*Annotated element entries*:
################

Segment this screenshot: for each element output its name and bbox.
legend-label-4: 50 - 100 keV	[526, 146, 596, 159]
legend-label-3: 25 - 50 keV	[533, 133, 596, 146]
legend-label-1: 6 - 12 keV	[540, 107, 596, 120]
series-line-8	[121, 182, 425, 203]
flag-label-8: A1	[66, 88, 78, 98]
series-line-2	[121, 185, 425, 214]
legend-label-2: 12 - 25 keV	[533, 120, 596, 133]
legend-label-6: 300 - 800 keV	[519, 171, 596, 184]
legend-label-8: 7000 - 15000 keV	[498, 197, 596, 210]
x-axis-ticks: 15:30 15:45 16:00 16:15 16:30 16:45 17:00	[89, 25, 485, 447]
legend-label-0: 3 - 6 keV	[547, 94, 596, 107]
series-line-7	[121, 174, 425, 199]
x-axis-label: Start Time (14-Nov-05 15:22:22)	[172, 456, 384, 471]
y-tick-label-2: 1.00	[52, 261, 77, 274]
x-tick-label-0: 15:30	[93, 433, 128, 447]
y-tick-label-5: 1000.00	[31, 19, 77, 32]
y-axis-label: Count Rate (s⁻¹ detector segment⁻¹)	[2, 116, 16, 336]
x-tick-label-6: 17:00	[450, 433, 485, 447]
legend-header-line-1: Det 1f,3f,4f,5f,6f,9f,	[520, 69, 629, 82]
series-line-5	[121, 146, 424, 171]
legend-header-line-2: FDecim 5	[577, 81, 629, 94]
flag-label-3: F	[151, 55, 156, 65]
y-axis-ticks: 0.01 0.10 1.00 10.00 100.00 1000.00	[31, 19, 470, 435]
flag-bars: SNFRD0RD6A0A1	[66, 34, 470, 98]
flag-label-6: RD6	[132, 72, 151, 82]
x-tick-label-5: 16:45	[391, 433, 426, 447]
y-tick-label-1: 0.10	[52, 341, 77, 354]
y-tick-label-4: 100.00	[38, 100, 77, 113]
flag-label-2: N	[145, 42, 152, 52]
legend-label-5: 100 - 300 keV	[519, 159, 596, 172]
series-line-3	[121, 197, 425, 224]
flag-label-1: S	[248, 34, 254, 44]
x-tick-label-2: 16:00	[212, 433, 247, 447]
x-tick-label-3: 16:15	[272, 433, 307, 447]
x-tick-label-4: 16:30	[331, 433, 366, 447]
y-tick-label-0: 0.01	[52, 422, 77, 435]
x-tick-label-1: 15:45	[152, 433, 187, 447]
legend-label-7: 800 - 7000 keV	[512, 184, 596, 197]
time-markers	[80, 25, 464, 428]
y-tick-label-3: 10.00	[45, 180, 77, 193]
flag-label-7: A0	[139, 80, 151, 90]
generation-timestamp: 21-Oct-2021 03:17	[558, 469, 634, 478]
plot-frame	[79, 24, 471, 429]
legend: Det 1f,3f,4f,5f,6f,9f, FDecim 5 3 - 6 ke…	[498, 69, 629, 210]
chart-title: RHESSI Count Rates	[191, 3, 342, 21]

################

*Required work*: Can you express every line of the data above as a JSON list of strings, one string per line, with any blank lines left out?

*Complete output*:
[
  "Segment this screenshot: for each element output its name and bbox.",
  "legend-label-4: 50 - 100 keV\t[526, 146, 596, 159]",
  "legend-label-3: 25 - 50 keV\t[533, 133, 596, 146]",
  "legend-label-1: 6 - 12 keV\t[540, 107, 596, 120]",
  "series-line-8\t[121, 182, 425, 203]",
  "flag-label-8: A1\t[66, 88, 78, 98]",
  "series-line-2\t[121, 185, 425, 214]",
  "legend-label-2: 12 - 25 keV\t[533, 120, 596, 133]",
  "legend-label-6: 300 - 800 keV\t[519, 171, 596, 184]",
  "legend-label-8: 7000 - 15000 keV\t[498, 197, 596, 210]",
  "x-axis-ticks: 15:30 15:45 16:00 16:15 16:30 16:45 17:00\t[89, 25, 485, 447]",
  "legend-label-0: 3 - 6 keV\t[547, 94, 596, 107]",
  "series-line-7\t[121, 174, 425, 199]",
  "x-axis-label: Start Time (14-Nov-05 15:22:22)\t[172, 456, 384, 471]",
  "y-tick-label-2: 1.00\t[52, 261, 77, 274]",
  "x-tick-label-0: 15:30\t[93, 433, 128, 447]",
  "y-tick-label-5: 1000.00\t[31, 19, 77, 32]",
  "y-axis-label: Count Rate (s⁻¹ detector segment⁻¹)\t[2, 116, 16, 336]",
  "x-tick-label-6: 17:00\t[450, 433, 485, 447]",
  "legend-header-line-1: Det 1f,3f,4f,5f,6f,9f,\t[520, 69, 629, 82]",
  "series-line-5\t[121, 146, 424, 171]",
  "legend-header-line-2: FDecim 5\t[577, 81, 629, 94]",
  "flag-label-3: F\t[151, 55, 156, 65]",
  "y-axis-ticks: 0.01 0.10 1.00 10.00 100.00 1000.00\t[31, 19, 470, 435]",
  "flag-bars: SNFRD0RD6A0A1\t[66, 34, 470, 98]",
  "flag-label-6: RD6\t[132, 72, 151, 82]",
  "x-tick-label-5: 16:45\t[391, 433, 426, 447]",
  "y-tick-label-1: 0.10\t[52, 341, 77, 354]",
  "y-tick-label-4: 100.00\t[38, 100, 77, 113]",
  "flag-label-2: N\t[145, 42, 152, 52]",
  "legend-label-5: 100 - 300 keV\t[519, 159, 596, 172]",
  "series-line-3\t[121, 197, 425, 224]",
  "flag-label-1: S\t[248, 34, 254, 44]",
  "x-tick-label-2: 16:00\t[212, 433, 247, 447]",
  "x-tick-label-3: 16:15\t[272, 433, 307, 447]",
  "x-tick-label-4: 16:30\t[331, 433, 366, 447]",
  "y-tick-label-0: 0.01\t[52, 422, 77, 435]",
  "x-tick-label-1: 15:45\t[152, 433, 187, 447]",
  "legend-label-7: 800 - 7000 keV\t[512, 184, 596, 197]",
  "time-markers\t[80, 25, 464, 428]",
  "y-tick-label-3: 10.00\t[45, 180, 77, 193]",
  "flag-label-7: A0\t[139, 80, 151, 90]",
  "generation-timestamp: 21-Oct-2021 03:17\t[558, 469, 634, 478]",
  "plot-frame\t[79, 24, 471, 429]",
  "legend: Det 1f,3f,4f,5f,6f,9f, FDecim 5 3 - 6 ke…\t[498, 69, 629, 210]",
  "chart-title: RHESSI Count Rates\t[191, 3, 342, 21]"
]